Selected excerpt:
^^^^

How Men Fall in Love and How Their Brain Responds
When we think of love, we think of the heart, but love really happens in the brain. As you go through the stages of love, certain neural activity occurs.
Love is very much a process, but interestingly, the process differs slightly between men and women. How men fall in love is not the same as how women do.
And that’s what we’ll be looking at today – how men fall in love and what happens in their brains when they do. We’ll look at the biology and psychology of falling in love, the different stages of love men go through, and the gender differences.
Love can often be confusing, but hopefully, this article will help explain how it works and why it has such a powerful effect.
Stages of falling in love in a man
Before we dive into the brain chemistry and biology of love, let’s first take a look at the three basic categories or “stages” of romantic love, according to biological anthropologist Helen Fisher, Ph.D. Although her study was last revised in 1997, it’s still referenced today.
Lust (sex drive)
Lust is not love and shouldn’t be mistaken for it. Lust is driven primarily by the hormones testosterone in men and estrogen in women.
It’s a temporary feeling driven by a desire for sexual gratification that enables you to find potential mating partners. It is based on an evolutionary need to reproduce that is common among all living species.
You could lust for someone you’re in love with, but you could also lust and have sex with someone you don’t love.
Attraction (romantic love)
During this stage, you focus your attention and mating energy on one person. You obsessively think about them and crave their company, feeling a surge of extra energy and excitement. These feelings are caused by three chemicals: norepinephrine, dopamine, and serotonin.

^^^^

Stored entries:
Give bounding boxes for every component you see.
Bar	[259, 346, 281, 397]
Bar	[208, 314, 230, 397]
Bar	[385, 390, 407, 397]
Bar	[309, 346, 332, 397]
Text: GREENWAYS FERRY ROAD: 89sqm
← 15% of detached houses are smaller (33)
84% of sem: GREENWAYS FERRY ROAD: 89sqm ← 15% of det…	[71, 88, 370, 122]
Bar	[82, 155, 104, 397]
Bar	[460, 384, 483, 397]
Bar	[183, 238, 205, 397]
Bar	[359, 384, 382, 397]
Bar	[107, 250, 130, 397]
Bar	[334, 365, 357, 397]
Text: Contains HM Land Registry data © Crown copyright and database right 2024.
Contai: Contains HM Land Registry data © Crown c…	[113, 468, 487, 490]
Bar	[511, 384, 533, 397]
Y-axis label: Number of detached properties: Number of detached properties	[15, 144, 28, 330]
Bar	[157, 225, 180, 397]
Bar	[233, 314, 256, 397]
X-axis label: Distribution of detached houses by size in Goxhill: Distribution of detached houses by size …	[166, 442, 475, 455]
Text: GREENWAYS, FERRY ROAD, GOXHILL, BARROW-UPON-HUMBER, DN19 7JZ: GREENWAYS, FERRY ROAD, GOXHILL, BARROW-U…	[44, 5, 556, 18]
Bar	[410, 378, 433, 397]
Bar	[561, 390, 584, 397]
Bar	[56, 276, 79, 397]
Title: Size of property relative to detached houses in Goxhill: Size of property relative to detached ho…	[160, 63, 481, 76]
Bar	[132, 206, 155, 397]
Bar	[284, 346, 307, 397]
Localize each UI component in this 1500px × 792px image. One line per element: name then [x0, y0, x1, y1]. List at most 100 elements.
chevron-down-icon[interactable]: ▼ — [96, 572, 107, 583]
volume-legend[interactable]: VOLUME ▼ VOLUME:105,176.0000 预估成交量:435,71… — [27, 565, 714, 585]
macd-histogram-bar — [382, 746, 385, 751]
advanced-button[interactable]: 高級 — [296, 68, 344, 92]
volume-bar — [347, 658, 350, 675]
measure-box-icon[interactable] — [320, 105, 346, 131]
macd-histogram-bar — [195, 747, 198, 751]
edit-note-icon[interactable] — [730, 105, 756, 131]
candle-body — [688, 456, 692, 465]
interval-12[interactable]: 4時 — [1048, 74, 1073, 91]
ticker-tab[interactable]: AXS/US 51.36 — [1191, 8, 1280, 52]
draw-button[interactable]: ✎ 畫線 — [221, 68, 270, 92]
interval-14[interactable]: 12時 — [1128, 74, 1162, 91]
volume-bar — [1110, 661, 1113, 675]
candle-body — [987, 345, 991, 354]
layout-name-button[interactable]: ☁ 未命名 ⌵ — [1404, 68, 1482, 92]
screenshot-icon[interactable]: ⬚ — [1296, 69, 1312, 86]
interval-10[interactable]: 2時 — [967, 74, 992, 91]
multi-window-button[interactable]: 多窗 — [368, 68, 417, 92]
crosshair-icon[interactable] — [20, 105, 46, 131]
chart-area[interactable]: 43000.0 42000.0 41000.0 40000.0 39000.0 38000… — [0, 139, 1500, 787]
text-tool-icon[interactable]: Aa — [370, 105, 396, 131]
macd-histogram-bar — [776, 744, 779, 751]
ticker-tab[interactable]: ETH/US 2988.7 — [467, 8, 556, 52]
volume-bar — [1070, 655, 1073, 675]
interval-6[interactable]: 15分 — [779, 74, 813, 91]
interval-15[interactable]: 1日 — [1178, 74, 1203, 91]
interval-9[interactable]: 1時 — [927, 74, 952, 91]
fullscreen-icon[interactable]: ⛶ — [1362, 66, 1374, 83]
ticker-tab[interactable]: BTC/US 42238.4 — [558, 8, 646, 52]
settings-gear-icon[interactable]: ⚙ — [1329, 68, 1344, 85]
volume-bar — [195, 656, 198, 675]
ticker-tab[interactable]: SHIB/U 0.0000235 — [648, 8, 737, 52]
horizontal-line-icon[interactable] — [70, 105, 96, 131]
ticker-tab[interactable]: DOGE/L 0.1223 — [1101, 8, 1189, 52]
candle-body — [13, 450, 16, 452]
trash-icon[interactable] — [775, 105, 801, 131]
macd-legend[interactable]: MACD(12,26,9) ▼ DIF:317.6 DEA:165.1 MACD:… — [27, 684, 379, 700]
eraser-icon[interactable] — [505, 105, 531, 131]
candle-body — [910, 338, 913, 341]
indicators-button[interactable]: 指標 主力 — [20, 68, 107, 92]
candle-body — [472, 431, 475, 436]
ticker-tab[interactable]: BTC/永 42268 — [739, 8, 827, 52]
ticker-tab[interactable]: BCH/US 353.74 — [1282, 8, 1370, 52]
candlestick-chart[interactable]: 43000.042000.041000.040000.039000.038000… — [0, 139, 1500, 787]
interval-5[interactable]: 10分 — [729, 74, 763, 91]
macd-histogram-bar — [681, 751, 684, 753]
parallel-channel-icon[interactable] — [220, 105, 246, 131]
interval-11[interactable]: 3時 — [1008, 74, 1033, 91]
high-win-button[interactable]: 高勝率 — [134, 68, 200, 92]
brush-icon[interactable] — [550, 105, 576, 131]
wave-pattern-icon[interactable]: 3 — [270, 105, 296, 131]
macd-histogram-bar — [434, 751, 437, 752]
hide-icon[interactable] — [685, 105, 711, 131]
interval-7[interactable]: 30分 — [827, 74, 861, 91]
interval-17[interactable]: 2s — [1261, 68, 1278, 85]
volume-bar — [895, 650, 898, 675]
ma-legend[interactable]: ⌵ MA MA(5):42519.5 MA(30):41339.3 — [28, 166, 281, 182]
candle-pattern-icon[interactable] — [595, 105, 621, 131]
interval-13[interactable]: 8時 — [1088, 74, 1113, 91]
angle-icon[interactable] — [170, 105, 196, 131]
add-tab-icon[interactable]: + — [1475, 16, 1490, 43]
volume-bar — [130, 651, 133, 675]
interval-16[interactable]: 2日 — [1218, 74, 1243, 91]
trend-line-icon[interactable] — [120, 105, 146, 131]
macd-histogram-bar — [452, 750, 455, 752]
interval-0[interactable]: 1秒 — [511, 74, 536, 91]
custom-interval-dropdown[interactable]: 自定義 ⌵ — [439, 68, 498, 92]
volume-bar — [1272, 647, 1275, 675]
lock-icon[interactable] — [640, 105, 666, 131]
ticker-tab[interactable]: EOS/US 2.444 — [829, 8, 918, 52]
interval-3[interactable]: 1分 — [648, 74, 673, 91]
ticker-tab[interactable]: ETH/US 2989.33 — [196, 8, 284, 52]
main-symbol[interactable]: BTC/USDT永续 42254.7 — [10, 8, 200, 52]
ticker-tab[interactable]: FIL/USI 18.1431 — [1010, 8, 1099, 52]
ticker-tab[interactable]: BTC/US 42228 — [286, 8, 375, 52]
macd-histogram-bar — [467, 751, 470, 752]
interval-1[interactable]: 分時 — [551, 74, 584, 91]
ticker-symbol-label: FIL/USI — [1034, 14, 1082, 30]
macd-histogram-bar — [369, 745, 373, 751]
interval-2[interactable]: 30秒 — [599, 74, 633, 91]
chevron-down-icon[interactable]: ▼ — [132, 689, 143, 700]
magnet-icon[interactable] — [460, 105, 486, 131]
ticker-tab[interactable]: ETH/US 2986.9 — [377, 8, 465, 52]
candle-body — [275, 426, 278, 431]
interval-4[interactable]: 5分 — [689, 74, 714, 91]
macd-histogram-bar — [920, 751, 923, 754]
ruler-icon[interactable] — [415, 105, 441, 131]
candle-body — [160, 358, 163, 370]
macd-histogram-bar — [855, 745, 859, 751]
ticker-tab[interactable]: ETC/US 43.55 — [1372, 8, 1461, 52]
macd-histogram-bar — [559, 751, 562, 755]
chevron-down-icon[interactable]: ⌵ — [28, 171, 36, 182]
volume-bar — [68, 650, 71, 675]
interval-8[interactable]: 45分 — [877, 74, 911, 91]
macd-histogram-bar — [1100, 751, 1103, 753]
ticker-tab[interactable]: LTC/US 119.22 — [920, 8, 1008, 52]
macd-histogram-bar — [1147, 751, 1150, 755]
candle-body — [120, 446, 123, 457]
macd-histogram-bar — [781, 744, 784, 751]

^^^^

Exercise A:
In the article on how men fall in love, which three chemicals are named as causing the feelings of the attraction stage?
Exercise B:
Quote the article on how men fall in love, everything from "Love can often" down to "Lust (sex drive)".
The entries have no connection to the article on how men fall in love.

Task answer A:
Norepinephrine, dopamine, and serotonin.

Task answer B:
Love can often be confusing, but hopefully, this article will help explain how it works and why it has such a powerful effect.
Stages of falling in love in a man
Before we dive into the brain chemistry and biology of love, let’s first take a look at the three basic categories or “stages” of romantic love, according to biological anthropologist Helen Fisher, Ph.D. Although her study was last revised in 1997, it’s still referenced today.
Lust (sex drive)